(Short problem): Copy out everything in the listing from the line containing "What elements are in" down to the line containing "187, 320, 200]", including both of those lines, exactly as they appear.
** Start Data to use **
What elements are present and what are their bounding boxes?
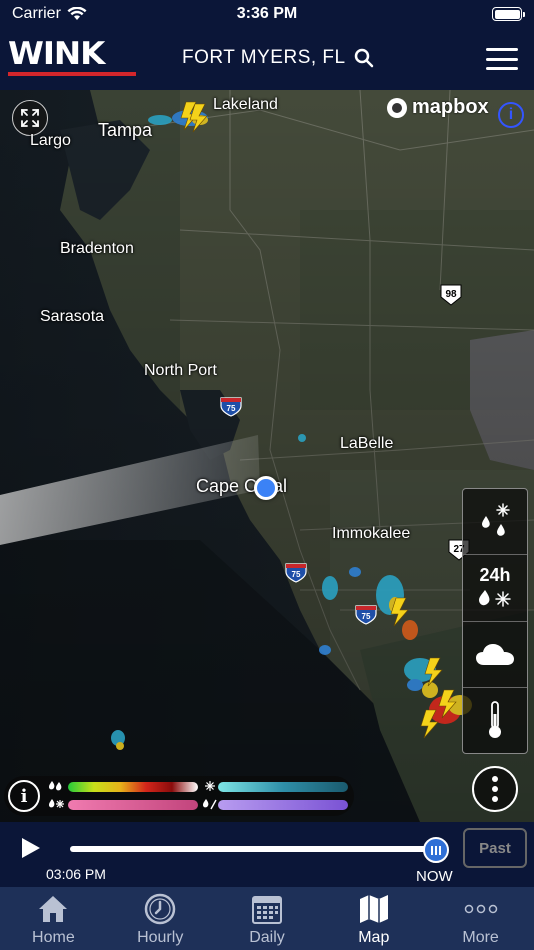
** End Data to use **
** Start Data to use **
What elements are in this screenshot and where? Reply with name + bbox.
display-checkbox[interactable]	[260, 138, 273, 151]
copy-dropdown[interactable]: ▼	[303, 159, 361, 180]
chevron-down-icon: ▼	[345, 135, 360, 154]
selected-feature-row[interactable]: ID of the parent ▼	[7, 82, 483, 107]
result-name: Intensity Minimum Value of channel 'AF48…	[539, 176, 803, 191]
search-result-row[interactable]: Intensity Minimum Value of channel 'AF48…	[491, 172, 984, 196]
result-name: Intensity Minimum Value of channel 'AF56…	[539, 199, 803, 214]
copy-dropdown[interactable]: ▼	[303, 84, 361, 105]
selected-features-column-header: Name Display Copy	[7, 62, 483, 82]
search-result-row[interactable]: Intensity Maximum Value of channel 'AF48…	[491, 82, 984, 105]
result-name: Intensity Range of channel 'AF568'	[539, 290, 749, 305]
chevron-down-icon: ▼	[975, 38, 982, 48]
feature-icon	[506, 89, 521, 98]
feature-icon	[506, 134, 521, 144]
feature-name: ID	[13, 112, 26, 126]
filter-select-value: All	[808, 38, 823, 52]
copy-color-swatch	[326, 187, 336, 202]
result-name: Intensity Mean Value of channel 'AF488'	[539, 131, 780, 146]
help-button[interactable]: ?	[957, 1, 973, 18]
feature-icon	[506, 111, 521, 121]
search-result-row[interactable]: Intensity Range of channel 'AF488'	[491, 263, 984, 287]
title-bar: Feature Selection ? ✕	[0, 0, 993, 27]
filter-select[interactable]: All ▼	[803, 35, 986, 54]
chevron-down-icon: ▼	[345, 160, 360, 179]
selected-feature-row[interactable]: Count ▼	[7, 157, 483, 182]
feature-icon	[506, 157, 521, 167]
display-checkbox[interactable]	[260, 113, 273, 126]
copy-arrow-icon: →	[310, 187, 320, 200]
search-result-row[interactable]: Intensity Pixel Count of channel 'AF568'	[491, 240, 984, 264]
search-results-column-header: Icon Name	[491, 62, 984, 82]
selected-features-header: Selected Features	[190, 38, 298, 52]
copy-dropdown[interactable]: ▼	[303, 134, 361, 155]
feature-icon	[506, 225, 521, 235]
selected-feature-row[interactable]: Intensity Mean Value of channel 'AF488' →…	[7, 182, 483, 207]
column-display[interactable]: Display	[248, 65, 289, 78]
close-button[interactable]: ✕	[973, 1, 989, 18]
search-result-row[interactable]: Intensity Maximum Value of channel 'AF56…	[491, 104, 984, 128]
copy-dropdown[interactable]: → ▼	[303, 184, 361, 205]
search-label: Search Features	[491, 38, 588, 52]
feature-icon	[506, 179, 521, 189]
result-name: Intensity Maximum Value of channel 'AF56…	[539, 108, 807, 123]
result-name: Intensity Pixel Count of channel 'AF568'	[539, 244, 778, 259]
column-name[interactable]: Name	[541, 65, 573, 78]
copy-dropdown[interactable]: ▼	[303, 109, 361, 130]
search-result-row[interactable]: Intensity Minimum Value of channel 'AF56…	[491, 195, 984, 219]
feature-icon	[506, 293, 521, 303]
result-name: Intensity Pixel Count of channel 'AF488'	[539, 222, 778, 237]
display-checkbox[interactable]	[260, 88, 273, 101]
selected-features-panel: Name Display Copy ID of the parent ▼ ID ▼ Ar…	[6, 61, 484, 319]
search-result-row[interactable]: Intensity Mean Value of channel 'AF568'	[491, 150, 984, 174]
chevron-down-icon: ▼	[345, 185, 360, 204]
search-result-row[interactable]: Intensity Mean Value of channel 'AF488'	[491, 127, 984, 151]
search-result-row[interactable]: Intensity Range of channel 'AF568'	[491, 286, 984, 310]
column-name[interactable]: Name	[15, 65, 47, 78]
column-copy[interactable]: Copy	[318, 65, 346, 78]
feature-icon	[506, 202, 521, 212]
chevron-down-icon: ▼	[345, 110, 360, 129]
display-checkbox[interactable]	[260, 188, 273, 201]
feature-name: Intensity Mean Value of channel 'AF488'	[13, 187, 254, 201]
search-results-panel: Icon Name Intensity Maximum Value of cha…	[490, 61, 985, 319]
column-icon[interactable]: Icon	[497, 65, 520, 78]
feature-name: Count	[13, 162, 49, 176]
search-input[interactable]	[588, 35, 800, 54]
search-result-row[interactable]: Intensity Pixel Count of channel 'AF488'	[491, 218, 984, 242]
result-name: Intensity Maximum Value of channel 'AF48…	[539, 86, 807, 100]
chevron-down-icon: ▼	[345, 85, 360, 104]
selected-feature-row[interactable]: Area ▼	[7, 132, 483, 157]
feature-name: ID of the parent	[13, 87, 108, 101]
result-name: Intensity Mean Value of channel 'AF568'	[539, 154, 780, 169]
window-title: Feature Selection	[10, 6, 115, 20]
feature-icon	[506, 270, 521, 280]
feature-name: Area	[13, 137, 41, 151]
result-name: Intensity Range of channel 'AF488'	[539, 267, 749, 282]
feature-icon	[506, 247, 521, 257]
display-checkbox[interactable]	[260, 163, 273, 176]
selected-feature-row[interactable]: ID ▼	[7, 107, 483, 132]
** End Data to use **
** Start Data to use **
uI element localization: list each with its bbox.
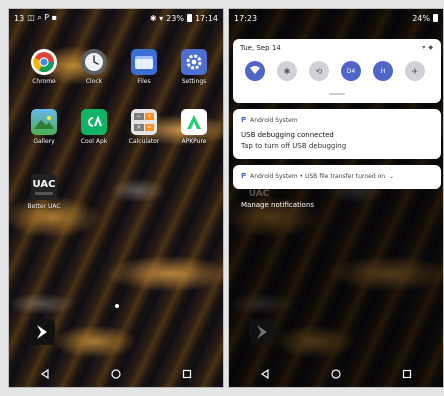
** End Data to use **
(Reply):
What elements are in this screenshot and where? Reply with name + bbox.
display-checkbox[interactable]	[260, 138, 273, 151]
copy-dropdown[interactable]: ▼	[303, 159, 361, 180]
chevron-down-icon: ▼	[345, 135, 360, 154]
selected-feature-row[interactable]: ID of the parent ▼	[7, 82, 483, 107]
result-name: Intensity Minimum Value of channel 'AF48…	[539, 176, 803, 191]
search-result-row[interactable]: Intensity Minimum Value of channel 'AF48…	[491, 172, 984, 196]
result-name: Intensity Minimum Value of channel 'AF56…	[539, 199, 803, 214]
copy-dropdown[interactable]: ▼	[303, 84, 361, 105]
selected-features-column-header: Name Display Copy	[7, 62, 483, 82]
search-result-row[interactable]: Intensity Maximum Value of channel 'AF48…	[491, 82, 984, 105]
result-name: Intensity Range of channel 'AF568'	[539, 290, 749, 305]
chevron-down-icon: ▼	[975, 38, 982, 48]
feature-icon	[506, 89, 521, 98]
feature-icon	[506, 134, 521, 144]
feature-name: ID	[13, 112, 26, 126]
filter-select-value: All	[808, 38, 823, 52]
copy-color-swatch	[326, 187, 336, 202]
result-name: Intensity Mean Value of channel 'AF488'	[539, 131, 780, 146]
help-button[interactable]: ?	[957, 1, 973, 18]
feature-icon	[506, 111, 521, 121]
search-result-row[interactable]: Intensity Range of channel 'AF488'	[491, 263, 984, 287]
title-bar: Feature Selection ? ✕	[0, 0, 993, 27]
filter-select[interactable]: All ▼	[803, 35, 986, 54]
chevron-down-icon: ▼	[345, 160, 360, 179]
selected-feature-row[interactable]: Count ▼	[7, 157, 483, 182]
feature-icon	[506, 157, 521, 167]
display-checkbox[interactable]	[260, 113, 273, 126]
copy-arrow-icon: →	[310, 187, 320, 200]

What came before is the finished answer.